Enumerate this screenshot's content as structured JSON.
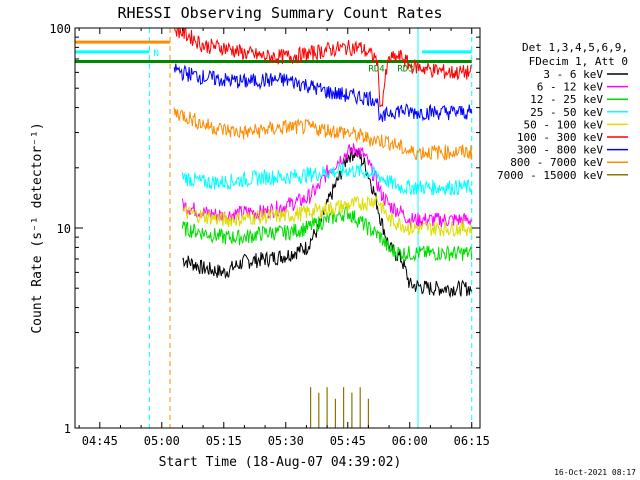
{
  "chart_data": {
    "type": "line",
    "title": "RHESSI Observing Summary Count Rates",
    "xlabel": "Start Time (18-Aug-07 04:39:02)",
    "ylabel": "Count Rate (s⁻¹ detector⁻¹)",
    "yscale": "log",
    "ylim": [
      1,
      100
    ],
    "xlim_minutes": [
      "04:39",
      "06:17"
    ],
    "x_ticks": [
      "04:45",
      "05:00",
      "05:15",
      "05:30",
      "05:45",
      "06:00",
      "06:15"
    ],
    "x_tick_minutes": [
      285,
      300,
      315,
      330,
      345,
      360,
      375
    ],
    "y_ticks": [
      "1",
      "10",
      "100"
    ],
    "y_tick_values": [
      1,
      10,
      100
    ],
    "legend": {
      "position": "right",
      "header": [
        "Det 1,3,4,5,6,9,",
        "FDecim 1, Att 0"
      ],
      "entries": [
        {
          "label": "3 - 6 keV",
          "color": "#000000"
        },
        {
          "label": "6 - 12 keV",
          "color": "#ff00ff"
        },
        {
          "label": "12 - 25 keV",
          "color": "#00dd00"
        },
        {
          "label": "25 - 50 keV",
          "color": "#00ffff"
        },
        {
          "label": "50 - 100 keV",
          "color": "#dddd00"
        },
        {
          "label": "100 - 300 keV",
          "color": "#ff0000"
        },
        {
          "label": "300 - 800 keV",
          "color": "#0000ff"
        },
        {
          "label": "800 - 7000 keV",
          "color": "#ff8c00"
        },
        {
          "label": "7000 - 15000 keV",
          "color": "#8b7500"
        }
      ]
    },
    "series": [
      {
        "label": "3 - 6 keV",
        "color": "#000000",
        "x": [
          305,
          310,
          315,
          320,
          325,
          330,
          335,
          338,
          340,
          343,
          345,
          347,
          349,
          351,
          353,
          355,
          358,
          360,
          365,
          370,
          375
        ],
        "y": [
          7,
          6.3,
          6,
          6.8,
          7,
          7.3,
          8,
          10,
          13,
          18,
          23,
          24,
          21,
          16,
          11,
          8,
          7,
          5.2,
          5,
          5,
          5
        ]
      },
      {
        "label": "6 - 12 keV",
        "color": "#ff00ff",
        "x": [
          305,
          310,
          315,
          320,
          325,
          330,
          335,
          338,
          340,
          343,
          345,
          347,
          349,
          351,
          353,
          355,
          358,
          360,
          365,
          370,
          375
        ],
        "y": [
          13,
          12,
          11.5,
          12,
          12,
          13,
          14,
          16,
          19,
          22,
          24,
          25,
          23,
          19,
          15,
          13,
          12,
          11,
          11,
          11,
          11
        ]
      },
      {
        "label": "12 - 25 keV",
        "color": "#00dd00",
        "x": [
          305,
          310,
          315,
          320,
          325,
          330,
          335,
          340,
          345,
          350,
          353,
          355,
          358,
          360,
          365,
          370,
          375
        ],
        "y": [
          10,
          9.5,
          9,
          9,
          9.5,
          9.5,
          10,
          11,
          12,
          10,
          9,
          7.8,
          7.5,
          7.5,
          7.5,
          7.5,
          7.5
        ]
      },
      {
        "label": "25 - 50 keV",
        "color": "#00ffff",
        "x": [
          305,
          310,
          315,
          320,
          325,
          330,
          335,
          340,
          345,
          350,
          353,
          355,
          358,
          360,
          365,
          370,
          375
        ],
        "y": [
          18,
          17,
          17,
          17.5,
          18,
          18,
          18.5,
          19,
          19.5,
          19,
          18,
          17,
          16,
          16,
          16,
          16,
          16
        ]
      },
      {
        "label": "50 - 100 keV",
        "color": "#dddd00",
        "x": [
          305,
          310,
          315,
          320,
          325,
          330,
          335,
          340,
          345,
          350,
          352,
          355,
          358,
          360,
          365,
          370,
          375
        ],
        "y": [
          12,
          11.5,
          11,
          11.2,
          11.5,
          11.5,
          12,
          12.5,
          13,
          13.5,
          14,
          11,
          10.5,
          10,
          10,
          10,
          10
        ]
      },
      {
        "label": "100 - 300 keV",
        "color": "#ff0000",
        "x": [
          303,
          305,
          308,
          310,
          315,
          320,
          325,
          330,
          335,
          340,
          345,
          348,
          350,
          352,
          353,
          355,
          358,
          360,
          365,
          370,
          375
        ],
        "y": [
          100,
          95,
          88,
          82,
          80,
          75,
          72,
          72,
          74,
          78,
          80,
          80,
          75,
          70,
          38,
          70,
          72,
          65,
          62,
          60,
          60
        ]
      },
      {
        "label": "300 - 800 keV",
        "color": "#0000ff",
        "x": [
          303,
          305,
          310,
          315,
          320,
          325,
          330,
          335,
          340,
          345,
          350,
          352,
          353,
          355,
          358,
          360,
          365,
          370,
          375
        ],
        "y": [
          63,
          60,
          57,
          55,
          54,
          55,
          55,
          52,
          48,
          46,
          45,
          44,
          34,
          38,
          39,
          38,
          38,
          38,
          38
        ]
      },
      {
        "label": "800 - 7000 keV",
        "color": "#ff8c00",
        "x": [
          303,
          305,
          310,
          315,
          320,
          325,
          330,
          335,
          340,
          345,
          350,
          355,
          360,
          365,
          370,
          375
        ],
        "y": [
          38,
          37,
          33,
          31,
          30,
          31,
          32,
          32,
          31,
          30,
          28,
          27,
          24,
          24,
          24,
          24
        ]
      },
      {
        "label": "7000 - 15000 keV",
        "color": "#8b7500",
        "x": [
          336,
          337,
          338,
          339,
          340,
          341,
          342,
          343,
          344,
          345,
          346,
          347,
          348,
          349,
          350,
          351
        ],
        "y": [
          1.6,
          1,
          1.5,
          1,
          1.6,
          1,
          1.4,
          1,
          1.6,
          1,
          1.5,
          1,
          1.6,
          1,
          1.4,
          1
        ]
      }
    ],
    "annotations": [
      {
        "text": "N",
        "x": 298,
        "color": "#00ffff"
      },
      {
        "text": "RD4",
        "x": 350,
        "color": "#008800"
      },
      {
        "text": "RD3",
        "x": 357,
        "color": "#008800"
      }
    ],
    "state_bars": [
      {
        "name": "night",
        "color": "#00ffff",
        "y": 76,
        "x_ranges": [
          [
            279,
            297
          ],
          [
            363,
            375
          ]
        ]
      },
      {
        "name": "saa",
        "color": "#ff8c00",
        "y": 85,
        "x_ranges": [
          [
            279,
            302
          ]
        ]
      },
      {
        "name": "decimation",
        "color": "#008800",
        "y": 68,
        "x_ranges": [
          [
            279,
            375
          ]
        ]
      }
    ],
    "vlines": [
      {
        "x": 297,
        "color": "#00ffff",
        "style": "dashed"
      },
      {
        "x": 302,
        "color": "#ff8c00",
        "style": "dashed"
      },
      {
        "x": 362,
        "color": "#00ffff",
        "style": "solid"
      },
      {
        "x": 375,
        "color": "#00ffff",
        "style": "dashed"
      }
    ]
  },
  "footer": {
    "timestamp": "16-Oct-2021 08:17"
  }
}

# # # # #

→ Task statement
Show each line of the data that contains the string "name".

→ Output of the task
        "name": "night",
        "name": "saa",
        "name": "decimation",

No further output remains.